* _YOUR GOAL_:
An exact reproduction of the records is required, with all images left out.

┌─ DATA EXCERPTS

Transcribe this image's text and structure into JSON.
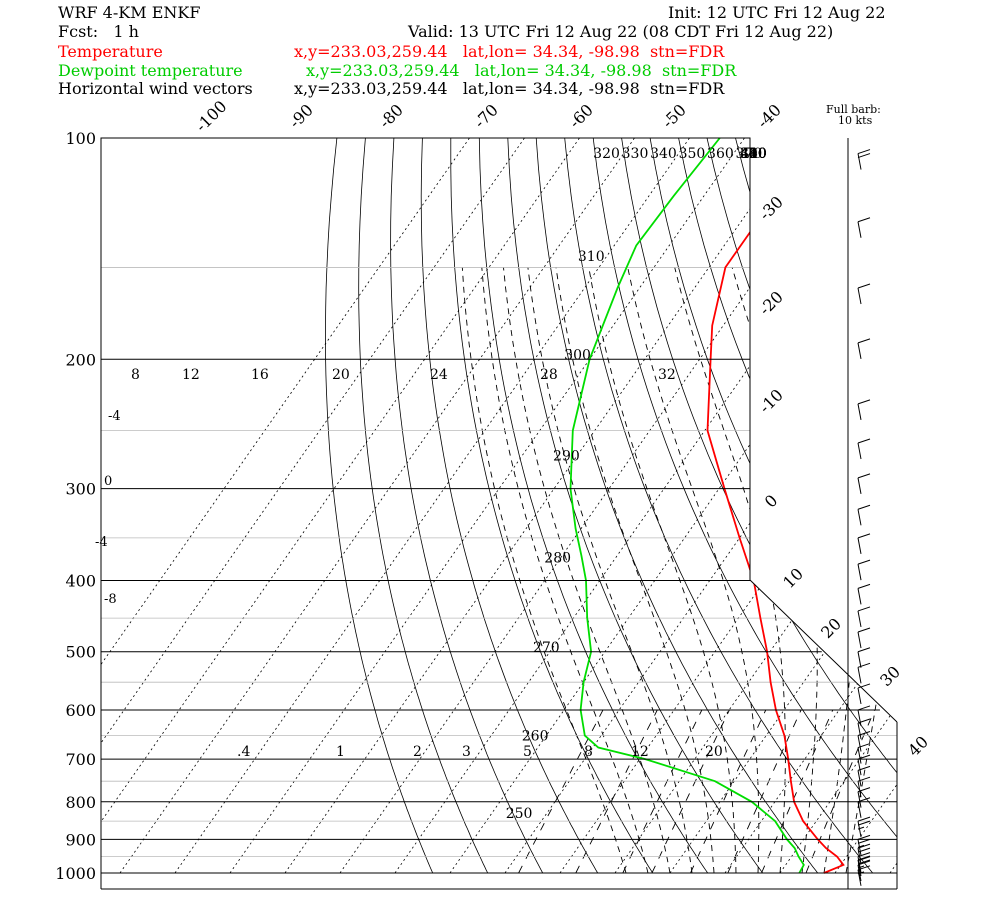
{
  "header": {
    "model": "WRF 4-KM ENKF",
    "init": "Init: 12 UTC Fri 12 Aug 22",
    "fcst": "Fcst:   1 h",
    "valid": "Valid: 13 UTC Fri 12 Aug 22 (08 CDT Fri 12 Aug 22)"
  },
  "legend": [
    {
      "name": "Temperature",
      "info": "x,y=233.03,259.44   lat,lon= 34.34, -98.98  stn=FDR",
      "color": "#ff0000"
    },
    {
      "name": "Dewpoint temperature",
      "info": "x,y=233.03,259.44   lat,lon= 34.34, -98.98  stn=FDR",
      "color": "#00dd00"
    },
    {
      "name": "Horizontal wind vectors",
      "info": "x,y=233.03,259.44   lat,lon= 34.34, -98.98  stn=FDR",
      "color": "#000000"
    }
  ],
  "barb_key": [
    "Full barb:",
    "10 kts"
  ],
  "chart_data": {
    "type": "skew-t log-p",
    "y_axis": {
      "ticks": [
        100,
        200,
        300,
        400,
        500,
        600,
        700,
        800,
        900,
        1000
      ]
    },
    "isotherm_labels": [
      "-100",
      "-90",
      "-80",
      "-70",
      "-60",
      "-50",
      "-40",
      "-30",
      "-20",
      "-10",
      "0",
      "10",
      "20",
      "30",
      "40"
    ],
    "theta_labels": [
      {
        "text": "320",
        "v": [
          100,
          320
        ]
      },
      {
        "text": "330",
        "v": [
          100,
          330
        ]
      },
      {
        "text": "340",
        "v": [
          100,
          340
        ]
      },
      {
        "text": "350",
        "v": [
          100,
          350
        ]
      },
      {
        "text": "360",
        "v": [
          100,
          360
        ]
      },
      {
        "text": "370",
        "v": [
          100,
          370
        ]
      },
      {
        "text": "380",
        "v": [
          100,
          380
        ]
      },
      {
        "text": "390",
        "v": [
          100,
          390
        ]
      },
      {
        "text": "400",
        "v": [
          100,
          400
        ]
      },
      {
        "text": "410",
        "v": [
          100,
          410
        ]
      },
      {
        "text": "420",
        "v": [
          100,
          420
        ]
      },
      {
        "text": "430",
        "v": [
          100,
          430
        ]
      },
      {
        "text": "440",
        "v": [
          100,
          440
        ]
      },
      {
        "text": "310",
        "v": [
          138,
          310
        ]
      },
      {
        "text": "300",
        "v": [
          188,
          300
        ]
      },
      {
        "text": "290",
        "v": [
          258,
          290
        ]
      },
      {
        "text": "280",
        "v": [
          355,
          280
        ]
      },
      {
        "text": "270",
        "v": [
          470,
          270
        ]
      },
      {
        "text": "260",
        "v": [
          620,
          260
        ]
      },
      {
        "text": "250",
        "v": [
          790,
          250
        ]
      }
    ],
    "thetae_labels": [
      "8",
      "12",
      "16",
      "20",
      "24",
      "28",
      "32"
    ],
    "moist_side_labels": [
      "-4",
      "0",
      "-4",
      "-8"
    ],
    "mixing_ratio_labels": [
      ".4",
      "1",
      "2",
      "3",
      "5",
      "8",
      "12",
      "20"
    ],
    "temperature": [
      {
        "p": 1000,
        "t": 28.0
      },
      {
        "p": 975,
        "t": 30.5
      },
      {
        "p": 950,
        "t": 28.3
      },
      {
        "p": 925,
        "t": 25.2
      },
      {
        "p": 900,
        "t": 22.6
      },
      {
        "p": 850,
        "t": 17.6
      },
      {
        "p": 800,
        "t": 13.5
      },
      {
        "p": 750,
        "t": 10.3
      },
      {
        "p": 700,
        "t": 7.0
      },
      {
        "p": 650,
        "t": 3.3
      },
      {
        "p": 600,
        "t": -1.5
      },
      {
        "p": 550,
        "t": -6.0
      },
      {
        "p": 500,
        "t": -10.5
      },
      {
        "p": 450,
        "t": -16.0
      },
      {
        "p": 400,
        "t": -22.0
      },
      {
        "p": 350,
        "t": -30.0
      },
      {
        "p": 300,
        "t": -39.0
      },
      {
        "p": 250,
        "t": -49.5
      },
      {
        "p": 200,
        "t": -58.0
      },
      {
        "p": 180,
        "t": -62.0
      },
      {
        "p": 150,
        "t": -67.0
      },
      {
        "p": 130,
        "t": -67.0
      },
      {
        "p": 115,
        "t": -70.5
      },
      {
        "p": 100,
        "t": -73.0
      }
    ],
    "dewpoint": [
      {
        "p": 1000,
        "t": 23.5
      },
      {
        "p": 975,
        "t": 23.3
      },
      {
        "p": 950,
        "t": 21.3
      },
      {
        "p": 925,
        "t": 19.5
      },
      {
        "p": 900,
        "t": 17.0
      },
      {
        "p": 850,
        "t": 12.5
      },
      {
        "p": 800,
        "t": 5.8
      },
      {
        "p": 750,
        "t": -3.5
      },
      {
        "p": 700,
        "t": -19.0
      },
      {
        "p": 675,
        "t": -29.0
      },
      {
        "p": 650,
        "t": -33.0
      },
      {
        "p": 600,
        "t": -37.0
      },
      {
        "p": 550,
        "t": -40.0
      },
      {
        "p": 500,
        "t": -42.5
      },
      {
        "p": 450,
        "t": -47.5
      },
      {
        "p": 400,
        "t": -52.5
      },
      {
        "p": 370,
        "t": -56.5
      },
      {
        "p": 340,
        "t": -61.0
      },
      {
        "p": 300,
        "t": -67.0
      },
      {
        "p": 250,
        "t": -74.0
      },
      {
        "p": 200,
        "t": -80.0
      },
      {
        "p": 160,
        "t": -84.0
      },
      {
        "p": 140,
        "t": -86.0
      },
      {
        "p": 120,
        "t": -85.5
      },
      {
        "p": 100,
        "t": -84.5
      }
    ],
    "wind_kts": [
      {
        "p": 990,
        "spd": 5
      },
      {
        "p": 975,
        "spd": 10
      },
      {
        "p": 960,
        "spd": 15
      },
      {
        "p": 950,
        "spd": 20
      },
      {
        "p": 925,
        "spd": 20
      },
      {
        "p": 900,
        "spd": 15
      },
      {
        "p": 850,
        "spd": 15
      },
      {
        "p": 800,
        "spd": 10
      },
      {
        "p": 775,
        "spd": 10
      },
      {
        "p": 750,
        "spd": 10
      },
      {
        "p": 725,
        "spd": 10
      },
      {
        "p": 700,
        "spd": 10
      },
      {
        "p": 675,
        "spd": 10
      },
      {
        "p": 650,
        "spd": 10
      },
      {
        "p": 625,
        "spd": 10
      },
      {
        "p": 600,
        "spd": 10
      },
      {
        "p": 560,
        "spd": 10
      },
      {
        "p": 525,
        "spd": 10
      },
      {
        "p": 500,
        "spd": 10
      },
      {
        "p": 470,
        "spd": 10
      },
      {
        "p": 440,
        "spd": 10
      },
      {
        "p": 410,
        "spd": 10
      },
      {
        "p": 380,
        "spd": 10
      },
      {
        "p": 350,
        "spd": 10
      },
      {
        "p": 320,
        "spd": 10
      },
      {
        "p": 290,
        "spd": 10
      },
      {
        "p": 260,
        "spd": 10
      },
      {
        "p": 230,
        "spd": 10
      },
      {
        "p": 190,
        "spd": 10
      },
      {
        "p": 160,
        "spd": 10
      },
      {
        "p": 130,
        "spd": 10
      },
      {
        "p": 105,
        "spd": 20
      }
    ]
  }
}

└─

* _EXPECTED OUTPUT_:
Transcribe this image's text and structure into JSON.
{
  "header": {
    "model": "WRF 4-KM ENKF",
    "init": "Init: 12 UTC Fri 12 Aug 22",
    "fcst": "Fcst:   1 h",
    "valid": "Valid: 13 UTC Fri 12 Aug 22 (08 CDT Fri 12 Aug 22)"
  },
  "legend": [
    {
      "name": "Temperature",
      "info": "x,y=233.03,259.44   lat,lon= 34.34, -98.98  stn=FDR",
      "color": "#ff0000"
    },
    {
      "name": "Dewpoint temperature",
      "info": "x,y=233.03,259.44   lat,lon= 34.34, -98.98  stn=FDR",
      "color": "#00dd00"
    },
    {
      "name": "Horizontal wind vectors",
      "info": "x,y=233.03,259.44   lat,lon= 34.34, -98.98  stn=FDR",
      "color": "#000000"
    }
  ],
  "barb_key": [
    "Full barb:",
    "10 kts"
  ],
  "chart_data": {
    "type": "skew-t log-p",
    "y_axis": {
      "ticks": [
        100,
        200,
        300,
        400,
        500,
        600,
        700,
        800,
        900,
        1000
      ]
    },
    "isotherm_labels": [
      "-100",
      "-90",
      "-80",
      "-70",
      "-60",
      "-50",
      "-40",
      "-30",
      "-20",
      "-10",
      "0",
      "10",
      "20",
      "30",
      "40"
    ],
    "theta_labels": [
      {
        "text": "320",
        "v": [
          100,
          320
        ]
      },
      {
        "text": "330",
        "v": [
          100,
          330
        ]
      },
      {
        "text": "340",
        "v": [
          100,
          340
        ]
      },
      {
        "text": "350",
        "v": [
          100,
          350
        ]
      },
      {
        "text": "360",
        "v": [
          100,
          360
        ]
      },
      {
        "text": "370",
        "v": [
          100,
          370
        ]
      },
      {
        "text": "380",
        "v": [
          100,
          380
        ]
      },
      {
        "text": "390",
        "v": [
          100,
          390
        ]
      },
      {
        "text": "400",
        "v": [
          100,
          400
        ]
      },
      {
        "text": "410",
        "v": [
          100,
          410
        ]
      },
      {
        "text": "420",
        "v": [
          100,
          420
        ]
      },
      {
        "text": "430",
        "v": [
          100,
          430
        ]
      },
      {
        "text": "440",
        "v": [
          100,
          440
        ]
      },
      {
        "text": "310",
        "v": [
          138,
          310
        ]
      },
      {
        "text": "300",
        "v": [
          188,
          300
        ]
      },
      {
        "text": "290",
        "v": [
          258,
          290
        ]
      },
      {
        "text": "280",
        "v": [
          355,
          280
        ]
      },
      {
        "text": "270",
        "v": [
          470,
          270
        ]
      },
      {
        "text": "260",
        "v": [
          620,
          260
        ]
      },
      {
        "text": "250",
        "v": [
          790,
          250
        ]
      }
    ],
    "thetae_labels": [
      "8",
      "12",
      "16",
      "20",
      "24",
      "28",
      "32"
    ],
    "moist_side_labels": [
      "-4",
      "0",
      "-4",
      "-8"
    ],
    "mixing_ratio_labels": [
      ".4",
      "1",
      "2",
      "3",
      "5",
      "8",
      "12",
      "20"
    ],
    "temperature": [
      {
        "p": 1000,
        "t": 28.0
      },
      {
        "p": 975,
        "t": 30.5
      },
      {
        "p": 950,
        "t": 28.3
      },
      {
        "p": 925,
        "t": 25.2
      },
      {
        "p": 900,
        "t": 22.6
      },
      {
        "p": 850,
        "t": 17.6
      },
      {
        "p": 800,
        "t": 13.5
      },
      {
        "p": 750,
        "t": 10.3
      },
      {
        "p": 700,
        "t": 7.0
      },
      {
        "p": 650,
        "t": 3.3
      },
      {
        "p": 600,
        "t": -1.5
      },
      {
        "p": 550,
        "t": -6.0
      },
      {
        "p": 500,
        "t": -10.5
      },
      {
        "p": 450,
        "t": -16.0
      },
      {
        "p": 400,
        "t": -22.0
      },
      {
        "p": 350,
        "t": -30.0
      },
      {
        "p": 300,
        "t": -39.0
      },
      {
        "p": 250,
        "t": -49.5
      },
      {
        "p": 200,
        "t": -58.0
      },
      {
        "p": 180,
        "t": -62.0
      },
      {
        "p": 150,
        "t": -67.0
      },
      {
        "p": 130,
        "t": -67.0
      },
      {
        "p": 115,
        "t": -70.5
      },
      {
        "p": 100,
        "t": -73.0
      }
    ],
    "dewpoint": [
      {
        "p": 1000,
        "t": 23.5
      },
      {
        "p": 975,
        "t": 23.3
      },
      {
        "p": 950,
        "t": 21.3
      },
      {
        "p": 925,
        "t": 19.5
      },
      {
        "p": 900,
        "t": 17.0
      },
      {
        "p": 850,
        "t": 12.5
      },
      {
        "p": 800,
        "t": 5.8
      },
      {
        "p": 750,
        "t": -3.5
      },
      {
        "p": 700,
        "t": -19.0
      },
      {
        "p": 675,
        "t": -29.0
      },
      {
        "p": 650,
        "t": -33.0
      },
      {
        "p": 600,
        "t": -37.0
      },
      {
        "p": 550,
        "t": -40.0
      },
      {
        "p": 500,
        "t": -42.5
      },
      {
        "p": 450,
        "t": -47.5
      },
      {
        "p": 400,
        "t": -52.5
      },
      {
        "p": 370,
        "t": -56.5
      },
      {
        "p": 340,
        "t": -61.0
      },
      {
        "p": 300,
        "t": -67.0
      },
      {
        "p": 250,
        "t": -74.0
      },
      {
        "p": 200,
        "t": -80.0
      },
      {
        "p": 160,
        "t": -84.0
      },
      {
        "p": 140,
        "t": -86.0
      },
      {
        "p": 120,
        "t": -85.5
      },
      {
        "p": 100,
        "t": -84.5
      }
    ],
    "wind_kts": [
      {
        "p": 990,
        "spd": 5
      },
      {
        "p": 975,
        "spd": 10
      },
      {
        "p": 960,
        "spd": 15
      },
      {
        "p": 950,
        "spd": 20
      },
      {
        "p": 925,
        "spd": 20
      },
      {
        "p": 900,
        "spd": 15
      },
      {
        "p": 850,
        "spd": 15
      },
      {
        "p": 800,
        "spd": 10
      },
      {
        "p": 775,
        "spd": 10
      },
      {
        "p": 750,
        "spd": 10
      },
      {
        "p": 725,
        "spd": 10
      },
      {
        "p": 700,
        "spd": 10
      },
      {
        "p": 675,
        "spd": 10
      },
      {
        "p": 650,
        "spd": 10
      },
      {
        "p": 625,
        "spd": 10
      },
      {
        "p": 600,
        "spd": 10
      },
      {
        "p": 560,
        "spd": 10
      },
      {
        "p": 525,
        "spd": 10
      },
      {
        "p": 500,
        "spd": 10
      },
      {
        "p": 470,
        "spd": 10
      },
      {
        "p": 440,
        "spd": 10
      },
      {
        "p": 410,
        "spd": 10
      },
      {
        "p": 380,
        "spd": 10
      },
      {
        "p": 350,
        "spd": 10
      },
      {
        "p": 320,
        "spd": 10
      },
      {
        "p": 290,
        "spd": 10
      },
      {
        "p": 260,
        "spd": 10
      },
      {
        "p": 230,
        "spd": 10
      },
      {
        "p": 190,
        "spd": 10
      },
      {
        "p": 160,
        "spd": 10
      },
      {
        "p": 130,
        "spd": 10
      },
      {
        "p": 105,
        "spd": 20
      }
    ]
  }
}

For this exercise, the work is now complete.